Return every record below exactly as written, but leave out the pictures.

— start STORED RECORDS —

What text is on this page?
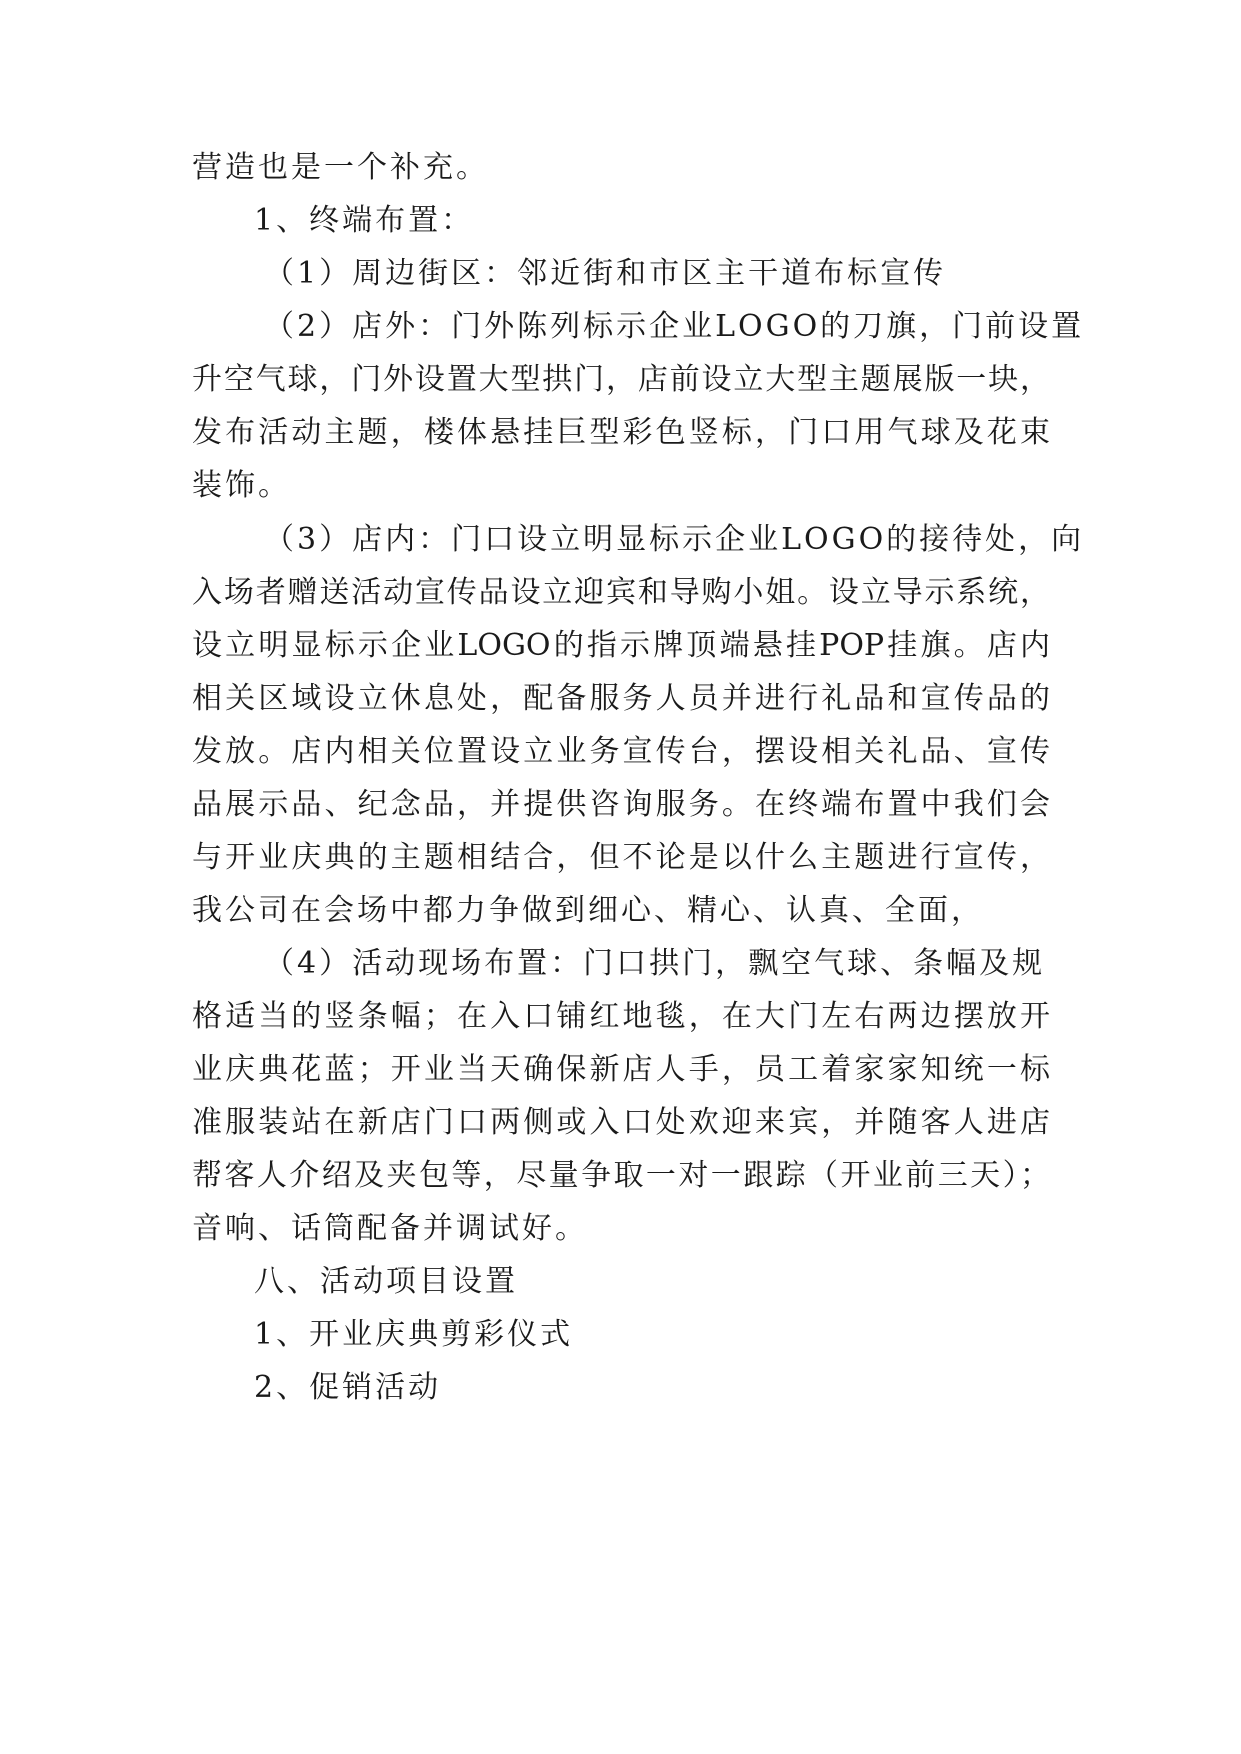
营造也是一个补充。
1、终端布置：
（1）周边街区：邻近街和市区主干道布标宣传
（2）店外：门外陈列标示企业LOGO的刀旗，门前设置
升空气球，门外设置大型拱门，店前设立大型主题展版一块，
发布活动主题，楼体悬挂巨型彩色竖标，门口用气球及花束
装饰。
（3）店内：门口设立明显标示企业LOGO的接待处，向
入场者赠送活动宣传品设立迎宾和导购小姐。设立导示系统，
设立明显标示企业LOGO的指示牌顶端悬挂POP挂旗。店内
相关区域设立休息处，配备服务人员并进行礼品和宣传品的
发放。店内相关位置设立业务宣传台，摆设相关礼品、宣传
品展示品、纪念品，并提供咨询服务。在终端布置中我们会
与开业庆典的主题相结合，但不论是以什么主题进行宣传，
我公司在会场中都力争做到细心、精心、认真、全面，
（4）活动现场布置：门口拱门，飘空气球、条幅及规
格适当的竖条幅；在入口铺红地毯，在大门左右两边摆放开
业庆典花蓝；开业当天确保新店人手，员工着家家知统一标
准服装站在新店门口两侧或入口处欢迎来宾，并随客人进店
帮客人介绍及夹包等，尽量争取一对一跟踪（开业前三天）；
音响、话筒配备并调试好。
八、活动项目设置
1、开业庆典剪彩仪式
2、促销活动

— end STORED RECORDS —

# EXPECTED OUTPUT:
What text is on this page?
营造也是一个补充。
1、终端布置：
（1）周边街区：邻近街和市区主干道布标宣传
（2）店外：门外陈列标示企业LOGO的刀旗，门前设置
升空气球，门外设置大型拱门，店前设立大型主题展版一块，
发布活动主题，楼体悬挂巨型彩色竖标，门口用气球及花束
装饰。
（3）店内：门口设立明显标示企业LOGO的接待处，向
入场者赠送活动宣传品设立迎宾和导购小姐。设立导示系统，
设立明显标示企业LOGO的指示牌顶端悬挂POP挂旗。店内
相关区域设立休息处，配备服务人员并进行礼品和宣传品的
发放。店内相关位置设立业务宣传台，摆设相关礼品、宣传
品展示品、纪念品，并提供咨询服务。在终端布置中我们会
与开业庆典的主题相结合，但不论是以什么主题进行宣传，
我公司在会场中都力争做到细心、精心、认真、全面，
（4）活动现场布置：门口拱门，飘空气球、条幅及规
格适当的竖条幅；在入口铺红地毯，在大门左右两边摆放开
业庆典花蓝；开业当天确保新店人手，员工着家家知统一标
准服装站在新店门口两侧或入口处欢迎来宾，并随客人进店
帮客人介绍及夹包等，尽量争取一对一跟踪（开业前三天）；
音响、话筒配备并调试好。
八、活动项目设置
1、开业庆典剪彩仪式
2、促销活动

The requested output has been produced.